- EXCERPTED RECORDS
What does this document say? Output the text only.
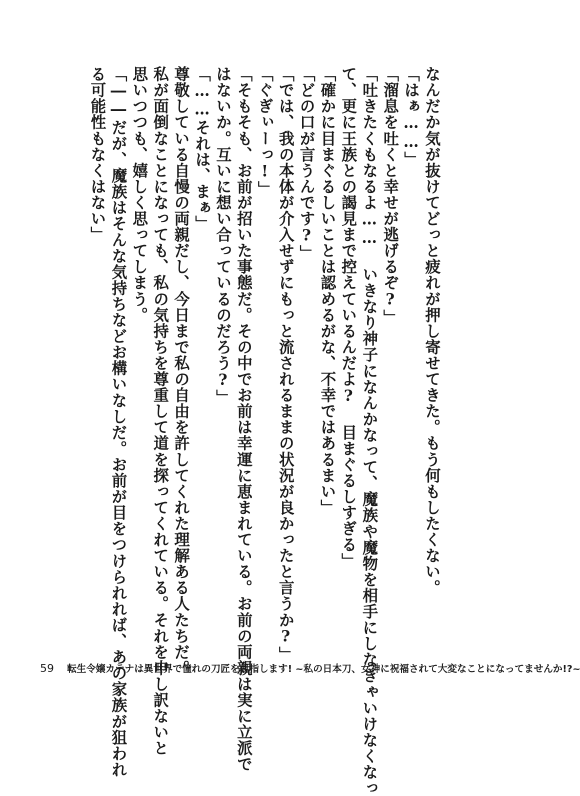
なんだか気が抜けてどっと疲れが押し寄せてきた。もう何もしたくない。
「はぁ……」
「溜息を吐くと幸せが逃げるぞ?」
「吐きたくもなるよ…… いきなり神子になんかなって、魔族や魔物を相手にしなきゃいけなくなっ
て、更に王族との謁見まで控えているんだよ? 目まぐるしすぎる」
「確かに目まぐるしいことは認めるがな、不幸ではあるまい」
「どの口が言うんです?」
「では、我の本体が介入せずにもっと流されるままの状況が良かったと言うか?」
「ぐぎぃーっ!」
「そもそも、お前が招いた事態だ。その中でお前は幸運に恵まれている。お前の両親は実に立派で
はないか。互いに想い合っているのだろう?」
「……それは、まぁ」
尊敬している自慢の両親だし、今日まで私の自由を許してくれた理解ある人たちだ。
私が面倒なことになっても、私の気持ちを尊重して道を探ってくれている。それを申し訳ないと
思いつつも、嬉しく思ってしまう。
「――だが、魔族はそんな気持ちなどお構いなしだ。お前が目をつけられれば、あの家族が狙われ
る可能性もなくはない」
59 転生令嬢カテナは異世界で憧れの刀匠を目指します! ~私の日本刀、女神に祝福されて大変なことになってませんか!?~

* * *

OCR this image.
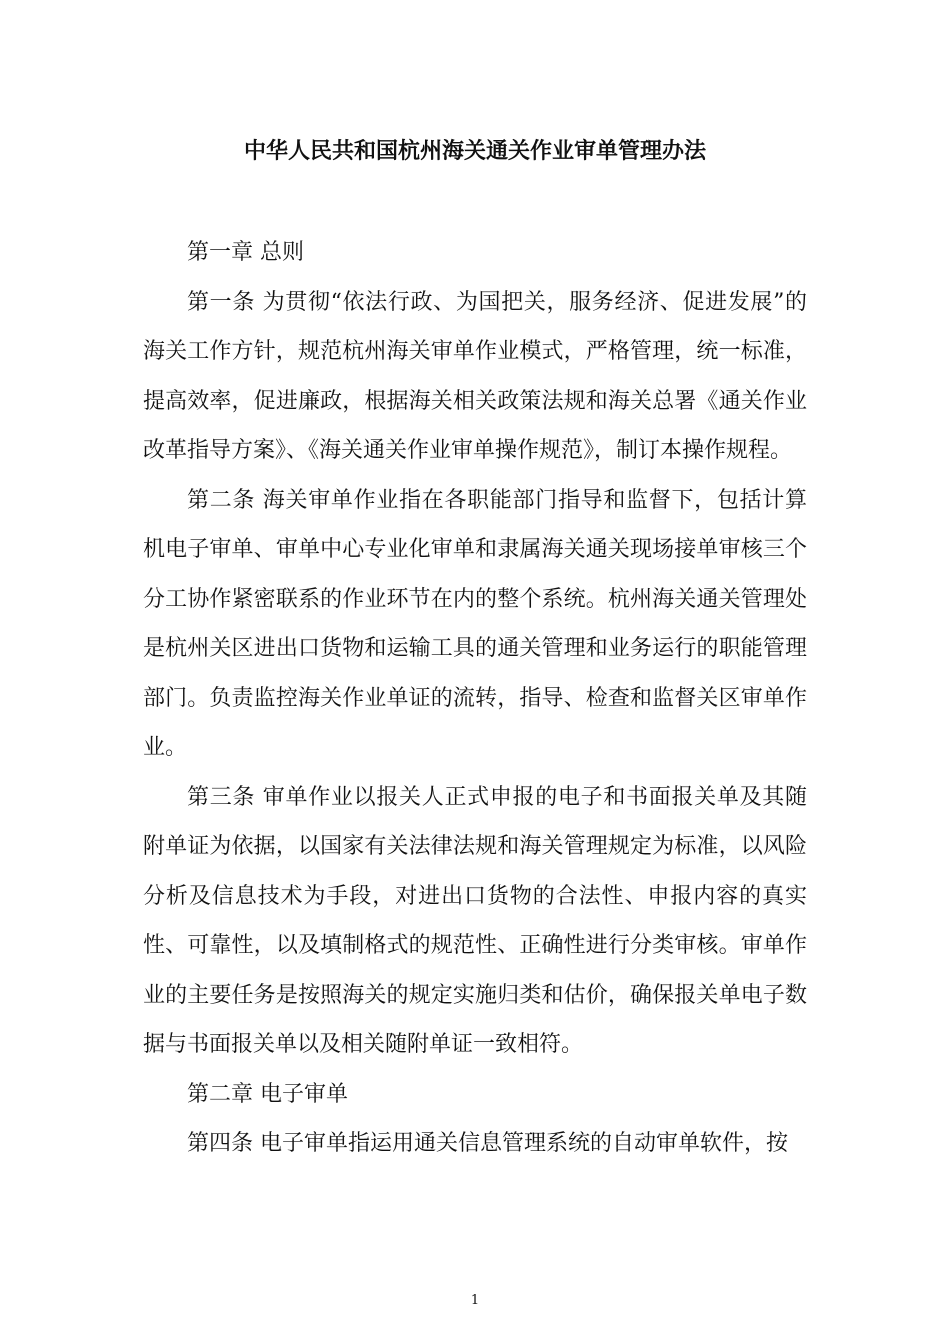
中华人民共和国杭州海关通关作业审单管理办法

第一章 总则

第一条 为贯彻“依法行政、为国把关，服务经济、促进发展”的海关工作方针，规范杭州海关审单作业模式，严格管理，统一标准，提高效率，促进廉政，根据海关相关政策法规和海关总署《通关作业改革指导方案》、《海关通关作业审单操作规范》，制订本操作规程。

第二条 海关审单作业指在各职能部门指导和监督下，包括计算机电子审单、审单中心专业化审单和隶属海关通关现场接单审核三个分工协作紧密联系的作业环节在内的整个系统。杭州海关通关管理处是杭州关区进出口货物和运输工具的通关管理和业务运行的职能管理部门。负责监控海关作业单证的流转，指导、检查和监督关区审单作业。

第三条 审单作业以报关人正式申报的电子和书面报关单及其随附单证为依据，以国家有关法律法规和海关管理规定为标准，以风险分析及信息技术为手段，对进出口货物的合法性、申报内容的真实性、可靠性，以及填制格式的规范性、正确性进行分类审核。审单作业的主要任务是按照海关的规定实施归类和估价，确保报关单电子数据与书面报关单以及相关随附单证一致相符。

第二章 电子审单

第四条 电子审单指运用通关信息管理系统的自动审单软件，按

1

---

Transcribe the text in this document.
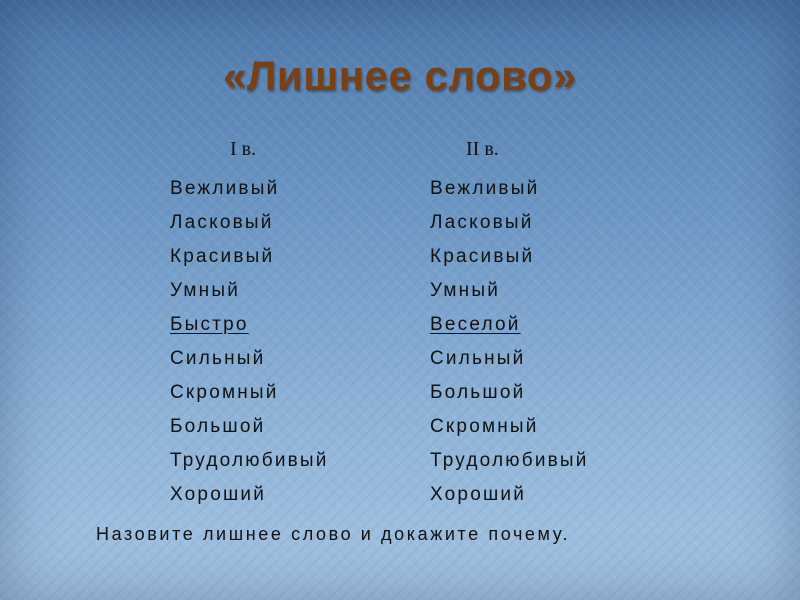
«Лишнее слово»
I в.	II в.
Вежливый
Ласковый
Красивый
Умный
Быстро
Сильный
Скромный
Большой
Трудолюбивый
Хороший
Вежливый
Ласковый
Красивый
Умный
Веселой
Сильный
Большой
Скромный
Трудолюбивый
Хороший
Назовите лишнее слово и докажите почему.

- REQUIREMENT
Scan the material above for the string "слово" and report each line where you find it.

- FINISHED ANSWER
«Лишнее слово»
Назовите лишнее слово и докажите почему.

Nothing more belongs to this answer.